> [To be done]: Return each line of the records holding the string "this".

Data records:
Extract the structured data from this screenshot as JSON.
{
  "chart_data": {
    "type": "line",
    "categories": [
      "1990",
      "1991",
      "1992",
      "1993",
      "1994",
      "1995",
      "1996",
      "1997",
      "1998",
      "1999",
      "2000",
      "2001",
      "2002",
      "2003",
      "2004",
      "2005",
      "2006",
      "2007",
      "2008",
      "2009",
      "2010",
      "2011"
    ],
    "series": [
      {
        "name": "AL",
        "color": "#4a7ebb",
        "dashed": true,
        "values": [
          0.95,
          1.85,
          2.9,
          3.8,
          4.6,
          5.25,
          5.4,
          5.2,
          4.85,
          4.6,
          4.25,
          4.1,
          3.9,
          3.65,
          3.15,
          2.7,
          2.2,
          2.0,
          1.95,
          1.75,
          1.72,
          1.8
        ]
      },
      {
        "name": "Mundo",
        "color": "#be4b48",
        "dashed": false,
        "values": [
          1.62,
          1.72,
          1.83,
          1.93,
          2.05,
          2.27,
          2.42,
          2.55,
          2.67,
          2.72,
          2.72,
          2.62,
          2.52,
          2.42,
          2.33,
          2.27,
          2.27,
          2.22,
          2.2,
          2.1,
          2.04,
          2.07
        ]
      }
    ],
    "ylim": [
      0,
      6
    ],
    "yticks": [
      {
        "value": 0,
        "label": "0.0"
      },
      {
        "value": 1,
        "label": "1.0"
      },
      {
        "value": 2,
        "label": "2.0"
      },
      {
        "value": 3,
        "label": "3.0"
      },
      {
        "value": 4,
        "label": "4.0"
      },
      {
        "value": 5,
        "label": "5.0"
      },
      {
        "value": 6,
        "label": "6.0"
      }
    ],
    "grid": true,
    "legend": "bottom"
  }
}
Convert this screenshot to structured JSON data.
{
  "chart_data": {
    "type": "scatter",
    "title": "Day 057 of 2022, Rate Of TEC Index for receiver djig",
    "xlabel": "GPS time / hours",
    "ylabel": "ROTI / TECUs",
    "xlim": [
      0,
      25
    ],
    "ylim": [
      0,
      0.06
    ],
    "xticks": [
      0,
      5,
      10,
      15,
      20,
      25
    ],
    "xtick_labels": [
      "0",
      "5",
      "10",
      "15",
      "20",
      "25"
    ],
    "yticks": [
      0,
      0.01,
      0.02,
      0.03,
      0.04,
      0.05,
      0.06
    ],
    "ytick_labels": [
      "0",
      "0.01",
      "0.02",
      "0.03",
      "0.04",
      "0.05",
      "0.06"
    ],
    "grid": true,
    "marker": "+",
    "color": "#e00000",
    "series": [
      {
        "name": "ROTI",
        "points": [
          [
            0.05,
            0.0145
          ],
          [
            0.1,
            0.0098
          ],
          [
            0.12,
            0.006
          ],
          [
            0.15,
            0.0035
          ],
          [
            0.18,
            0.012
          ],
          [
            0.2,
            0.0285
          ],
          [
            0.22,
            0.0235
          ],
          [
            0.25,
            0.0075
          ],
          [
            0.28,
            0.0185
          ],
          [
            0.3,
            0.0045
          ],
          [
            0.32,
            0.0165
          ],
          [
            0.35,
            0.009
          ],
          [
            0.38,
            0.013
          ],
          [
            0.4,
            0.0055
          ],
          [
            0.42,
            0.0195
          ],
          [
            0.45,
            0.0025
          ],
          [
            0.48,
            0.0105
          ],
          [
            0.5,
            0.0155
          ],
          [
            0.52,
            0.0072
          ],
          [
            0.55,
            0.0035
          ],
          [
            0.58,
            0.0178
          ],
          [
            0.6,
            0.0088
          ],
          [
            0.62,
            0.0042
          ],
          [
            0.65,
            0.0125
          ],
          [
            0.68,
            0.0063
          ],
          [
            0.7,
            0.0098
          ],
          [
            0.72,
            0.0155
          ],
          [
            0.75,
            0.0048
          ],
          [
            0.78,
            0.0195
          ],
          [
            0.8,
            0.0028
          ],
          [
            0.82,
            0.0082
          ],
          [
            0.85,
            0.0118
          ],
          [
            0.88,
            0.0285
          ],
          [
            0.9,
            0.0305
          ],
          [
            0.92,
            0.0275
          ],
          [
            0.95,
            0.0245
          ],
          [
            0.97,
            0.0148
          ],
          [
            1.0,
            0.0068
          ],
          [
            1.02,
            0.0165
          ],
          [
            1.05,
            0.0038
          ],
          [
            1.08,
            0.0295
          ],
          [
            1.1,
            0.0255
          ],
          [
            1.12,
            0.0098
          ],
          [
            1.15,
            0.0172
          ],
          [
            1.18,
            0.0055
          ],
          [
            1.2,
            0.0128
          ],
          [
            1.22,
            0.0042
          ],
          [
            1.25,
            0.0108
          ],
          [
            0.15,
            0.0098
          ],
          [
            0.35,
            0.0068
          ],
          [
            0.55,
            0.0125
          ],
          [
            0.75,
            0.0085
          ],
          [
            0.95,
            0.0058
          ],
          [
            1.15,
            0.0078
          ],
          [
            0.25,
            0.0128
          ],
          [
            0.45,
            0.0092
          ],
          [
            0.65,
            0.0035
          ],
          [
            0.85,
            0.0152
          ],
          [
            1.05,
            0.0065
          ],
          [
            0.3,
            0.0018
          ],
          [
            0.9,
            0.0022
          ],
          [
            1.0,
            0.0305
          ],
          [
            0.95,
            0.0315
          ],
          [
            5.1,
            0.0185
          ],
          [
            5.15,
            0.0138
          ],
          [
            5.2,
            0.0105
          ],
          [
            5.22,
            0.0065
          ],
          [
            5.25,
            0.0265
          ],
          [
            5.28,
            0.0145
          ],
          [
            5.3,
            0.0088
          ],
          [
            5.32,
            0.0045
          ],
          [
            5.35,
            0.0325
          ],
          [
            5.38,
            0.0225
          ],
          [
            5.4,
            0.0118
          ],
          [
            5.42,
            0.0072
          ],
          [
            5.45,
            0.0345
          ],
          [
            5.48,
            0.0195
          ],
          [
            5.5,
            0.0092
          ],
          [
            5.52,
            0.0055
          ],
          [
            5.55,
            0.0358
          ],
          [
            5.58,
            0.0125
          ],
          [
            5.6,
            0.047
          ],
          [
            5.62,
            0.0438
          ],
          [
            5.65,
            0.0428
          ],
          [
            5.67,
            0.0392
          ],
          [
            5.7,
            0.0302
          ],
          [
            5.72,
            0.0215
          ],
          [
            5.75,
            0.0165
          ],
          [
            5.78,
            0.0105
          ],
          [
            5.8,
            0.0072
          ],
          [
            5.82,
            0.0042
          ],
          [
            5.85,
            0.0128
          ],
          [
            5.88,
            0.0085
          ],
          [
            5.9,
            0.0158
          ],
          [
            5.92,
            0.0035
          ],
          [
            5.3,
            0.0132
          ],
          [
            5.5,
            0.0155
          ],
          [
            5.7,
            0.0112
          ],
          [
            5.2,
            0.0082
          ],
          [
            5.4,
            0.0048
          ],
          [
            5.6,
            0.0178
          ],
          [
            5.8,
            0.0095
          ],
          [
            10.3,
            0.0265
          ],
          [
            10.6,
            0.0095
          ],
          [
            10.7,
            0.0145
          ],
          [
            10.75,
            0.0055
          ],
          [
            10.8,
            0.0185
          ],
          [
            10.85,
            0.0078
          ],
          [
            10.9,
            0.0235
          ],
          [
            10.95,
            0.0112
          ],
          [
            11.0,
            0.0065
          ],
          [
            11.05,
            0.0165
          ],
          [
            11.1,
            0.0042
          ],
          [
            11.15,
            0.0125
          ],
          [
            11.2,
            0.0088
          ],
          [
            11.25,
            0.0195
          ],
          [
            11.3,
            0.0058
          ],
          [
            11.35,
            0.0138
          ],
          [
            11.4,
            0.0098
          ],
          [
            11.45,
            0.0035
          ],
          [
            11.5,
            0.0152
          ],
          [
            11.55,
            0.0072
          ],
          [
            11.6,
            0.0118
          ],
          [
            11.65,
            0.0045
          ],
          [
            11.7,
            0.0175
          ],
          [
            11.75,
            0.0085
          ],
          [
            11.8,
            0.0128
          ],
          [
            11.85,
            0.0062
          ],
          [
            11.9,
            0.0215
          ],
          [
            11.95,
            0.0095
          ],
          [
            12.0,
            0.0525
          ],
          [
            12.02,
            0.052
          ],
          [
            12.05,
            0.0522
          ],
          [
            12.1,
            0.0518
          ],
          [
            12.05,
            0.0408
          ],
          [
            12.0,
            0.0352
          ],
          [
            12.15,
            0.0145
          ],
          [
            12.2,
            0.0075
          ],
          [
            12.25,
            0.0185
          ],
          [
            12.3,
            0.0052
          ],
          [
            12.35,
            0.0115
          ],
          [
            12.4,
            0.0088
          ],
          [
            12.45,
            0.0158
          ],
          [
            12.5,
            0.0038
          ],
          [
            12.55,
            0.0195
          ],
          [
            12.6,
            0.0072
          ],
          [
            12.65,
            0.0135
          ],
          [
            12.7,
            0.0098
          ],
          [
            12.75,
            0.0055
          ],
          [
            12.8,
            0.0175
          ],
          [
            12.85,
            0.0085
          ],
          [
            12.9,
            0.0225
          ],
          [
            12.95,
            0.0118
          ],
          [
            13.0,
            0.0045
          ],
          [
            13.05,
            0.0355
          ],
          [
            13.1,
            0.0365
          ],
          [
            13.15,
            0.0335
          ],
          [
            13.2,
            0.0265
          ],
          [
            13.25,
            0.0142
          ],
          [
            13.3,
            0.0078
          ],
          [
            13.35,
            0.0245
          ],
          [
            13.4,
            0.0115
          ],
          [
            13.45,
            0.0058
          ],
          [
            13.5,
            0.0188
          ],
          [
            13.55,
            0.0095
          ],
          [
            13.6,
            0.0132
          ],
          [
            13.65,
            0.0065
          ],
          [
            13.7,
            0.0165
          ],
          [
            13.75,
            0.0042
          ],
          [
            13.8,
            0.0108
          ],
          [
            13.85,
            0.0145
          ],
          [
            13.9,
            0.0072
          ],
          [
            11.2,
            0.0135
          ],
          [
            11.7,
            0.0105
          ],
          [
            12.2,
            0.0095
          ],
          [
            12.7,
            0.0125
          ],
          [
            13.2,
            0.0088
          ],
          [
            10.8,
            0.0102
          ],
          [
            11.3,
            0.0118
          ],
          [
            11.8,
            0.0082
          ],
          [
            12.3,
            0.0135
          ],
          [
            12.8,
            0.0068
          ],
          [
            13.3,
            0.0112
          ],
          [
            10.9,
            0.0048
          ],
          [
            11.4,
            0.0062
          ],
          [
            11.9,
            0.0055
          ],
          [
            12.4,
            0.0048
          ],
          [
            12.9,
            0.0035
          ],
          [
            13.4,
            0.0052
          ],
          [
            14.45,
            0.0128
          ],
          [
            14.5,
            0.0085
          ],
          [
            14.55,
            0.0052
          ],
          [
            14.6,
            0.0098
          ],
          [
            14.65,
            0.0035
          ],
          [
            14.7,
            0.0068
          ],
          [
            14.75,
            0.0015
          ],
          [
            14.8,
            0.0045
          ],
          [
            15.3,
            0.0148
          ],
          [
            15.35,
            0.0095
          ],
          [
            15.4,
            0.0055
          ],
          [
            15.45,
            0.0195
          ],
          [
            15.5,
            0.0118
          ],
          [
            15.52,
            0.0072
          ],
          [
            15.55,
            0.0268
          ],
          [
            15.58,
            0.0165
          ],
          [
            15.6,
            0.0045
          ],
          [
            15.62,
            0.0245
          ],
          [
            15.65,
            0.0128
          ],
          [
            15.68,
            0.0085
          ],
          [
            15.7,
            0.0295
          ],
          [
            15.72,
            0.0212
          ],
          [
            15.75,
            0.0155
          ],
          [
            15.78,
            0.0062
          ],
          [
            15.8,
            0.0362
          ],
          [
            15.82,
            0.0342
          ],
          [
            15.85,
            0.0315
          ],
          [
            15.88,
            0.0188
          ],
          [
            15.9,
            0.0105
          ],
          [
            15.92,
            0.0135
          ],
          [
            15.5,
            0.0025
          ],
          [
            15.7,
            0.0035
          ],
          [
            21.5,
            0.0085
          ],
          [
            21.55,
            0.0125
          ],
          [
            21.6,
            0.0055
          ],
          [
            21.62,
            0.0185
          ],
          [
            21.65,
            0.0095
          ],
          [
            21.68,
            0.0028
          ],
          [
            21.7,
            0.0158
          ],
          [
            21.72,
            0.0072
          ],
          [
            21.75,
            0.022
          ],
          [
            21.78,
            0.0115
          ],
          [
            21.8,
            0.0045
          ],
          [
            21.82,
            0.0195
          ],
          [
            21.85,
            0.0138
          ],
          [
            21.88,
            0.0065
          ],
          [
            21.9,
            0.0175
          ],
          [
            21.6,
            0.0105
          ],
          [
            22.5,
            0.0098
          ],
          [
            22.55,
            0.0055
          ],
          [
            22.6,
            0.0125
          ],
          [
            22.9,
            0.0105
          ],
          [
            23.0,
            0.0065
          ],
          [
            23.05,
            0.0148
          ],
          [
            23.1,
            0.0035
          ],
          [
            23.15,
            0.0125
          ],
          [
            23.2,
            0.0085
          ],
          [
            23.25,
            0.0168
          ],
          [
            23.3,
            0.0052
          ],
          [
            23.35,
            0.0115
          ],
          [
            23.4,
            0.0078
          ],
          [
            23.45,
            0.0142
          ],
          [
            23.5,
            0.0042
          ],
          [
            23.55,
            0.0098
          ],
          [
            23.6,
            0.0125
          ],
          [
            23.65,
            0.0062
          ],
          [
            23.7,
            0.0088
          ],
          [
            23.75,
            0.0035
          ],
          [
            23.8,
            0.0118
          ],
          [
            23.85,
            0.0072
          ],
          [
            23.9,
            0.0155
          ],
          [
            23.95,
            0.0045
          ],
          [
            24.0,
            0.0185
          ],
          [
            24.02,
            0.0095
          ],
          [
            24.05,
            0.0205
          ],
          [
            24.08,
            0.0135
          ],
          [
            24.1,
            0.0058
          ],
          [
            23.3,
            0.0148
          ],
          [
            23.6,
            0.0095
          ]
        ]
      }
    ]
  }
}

> [Output of the exercise]:
Extract the structured data from this screenshot as JSON.
Convert this screenshot to structured JSON data.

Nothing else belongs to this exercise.